*Stated problem*.
Wherever "value" appears in a line, list that line.

*Extracted records*.
·····

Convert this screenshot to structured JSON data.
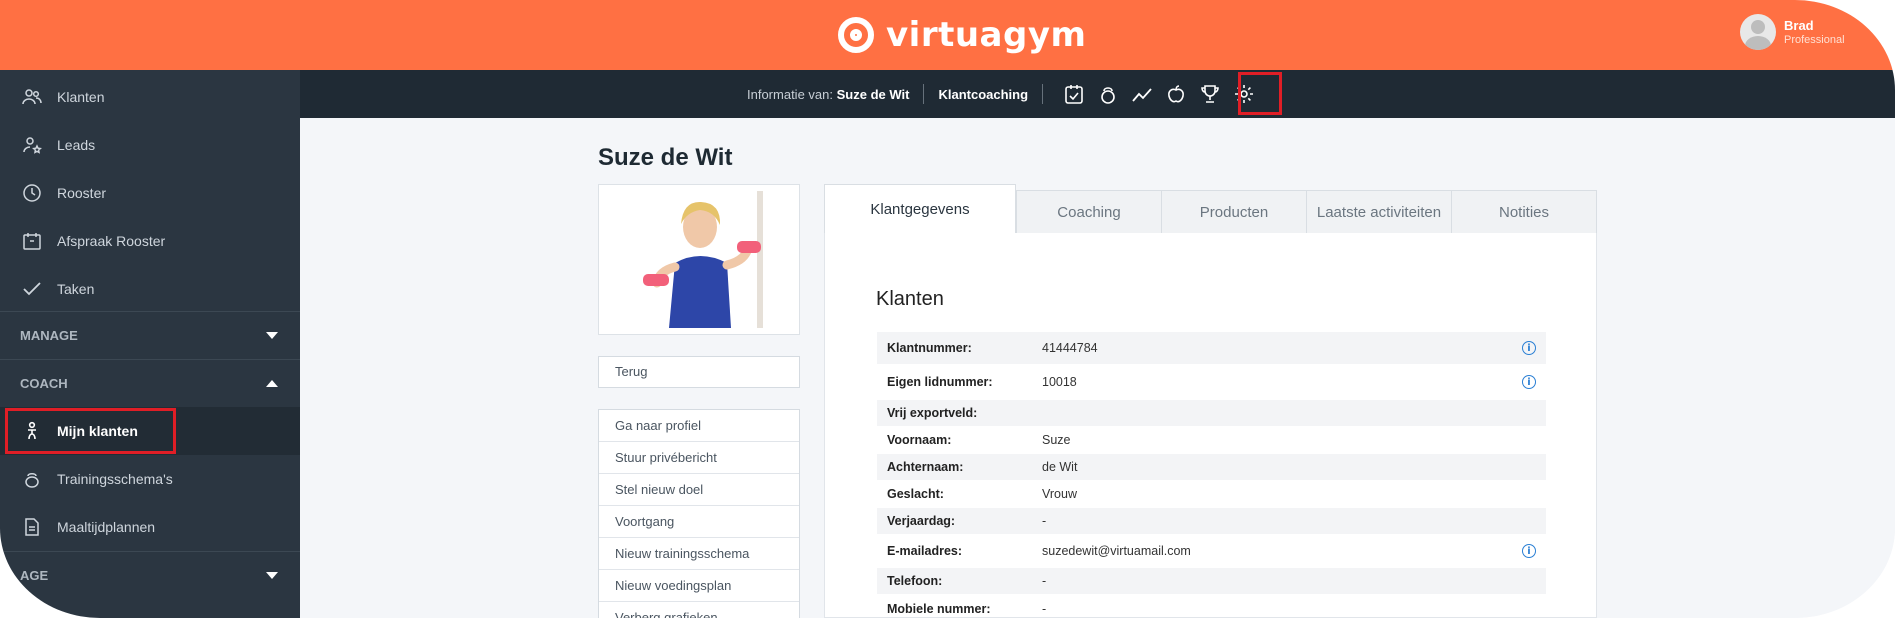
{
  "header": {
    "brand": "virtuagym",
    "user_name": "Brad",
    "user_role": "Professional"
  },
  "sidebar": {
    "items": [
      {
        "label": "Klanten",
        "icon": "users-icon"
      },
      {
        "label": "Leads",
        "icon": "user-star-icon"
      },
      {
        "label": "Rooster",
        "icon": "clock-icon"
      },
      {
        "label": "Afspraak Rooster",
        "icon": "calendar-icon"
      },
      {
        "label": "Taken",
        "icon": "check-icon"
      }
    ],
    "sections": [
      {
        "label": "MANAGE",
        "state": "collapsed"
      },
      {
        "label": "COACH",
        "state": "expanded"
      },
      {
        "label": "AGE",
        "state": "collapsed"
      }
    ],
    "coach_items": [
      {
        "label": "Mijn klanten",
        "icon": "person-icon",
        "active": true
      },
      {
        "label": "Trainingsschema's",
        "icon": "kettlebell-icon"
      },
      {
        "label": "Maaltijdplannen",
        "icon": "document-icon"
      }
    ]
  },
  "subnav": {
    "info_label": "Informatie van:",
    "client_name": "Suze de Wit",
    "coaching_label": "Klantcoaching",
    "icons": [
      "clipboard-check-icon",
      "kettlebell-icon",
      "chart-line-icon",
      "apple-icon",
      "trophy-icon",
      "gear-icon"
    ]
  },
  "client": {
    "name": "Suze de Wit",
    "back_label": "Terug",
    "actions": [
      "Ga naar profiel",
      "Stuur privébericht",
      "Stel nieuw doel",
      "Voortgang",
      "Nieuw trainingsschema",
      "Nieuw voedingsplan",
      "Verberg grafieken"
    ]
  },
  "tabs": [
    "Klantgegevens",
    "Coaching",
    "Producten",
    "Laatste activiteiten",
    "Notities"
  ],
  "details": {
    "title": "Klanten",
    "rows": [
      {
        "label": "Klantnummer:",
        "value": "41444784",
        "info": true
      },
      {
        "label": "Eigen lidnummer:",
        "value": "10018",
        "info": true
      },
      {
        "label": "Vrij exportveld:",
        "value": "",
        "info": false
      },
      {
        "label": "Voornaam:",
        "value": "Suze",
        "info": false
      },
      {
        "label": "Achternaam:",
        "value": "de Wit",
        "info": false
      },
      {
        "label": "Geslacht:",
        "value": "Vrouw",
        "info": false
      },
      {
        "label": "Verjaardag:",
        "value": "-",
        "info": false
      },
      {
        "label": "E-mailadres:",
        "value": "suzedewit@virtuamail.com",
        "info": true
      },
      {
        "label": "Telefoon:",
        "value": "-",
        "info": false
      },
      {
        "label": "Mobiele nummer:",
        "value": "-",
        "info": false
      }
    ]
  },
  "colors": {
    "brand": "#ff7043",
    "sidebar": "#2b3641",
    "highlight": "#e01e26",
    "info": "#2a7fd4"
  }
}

·····

*Reply*.
        "value": "41444784",
        "value": "10018",
        "value": "",
        "value": "Suze",
        "value": "de Wit",
        "value": "Vrouw",
        "value": "-",
        "value": "suzedewit@virtuamail.com",
        "value": "-",
        "value": "-",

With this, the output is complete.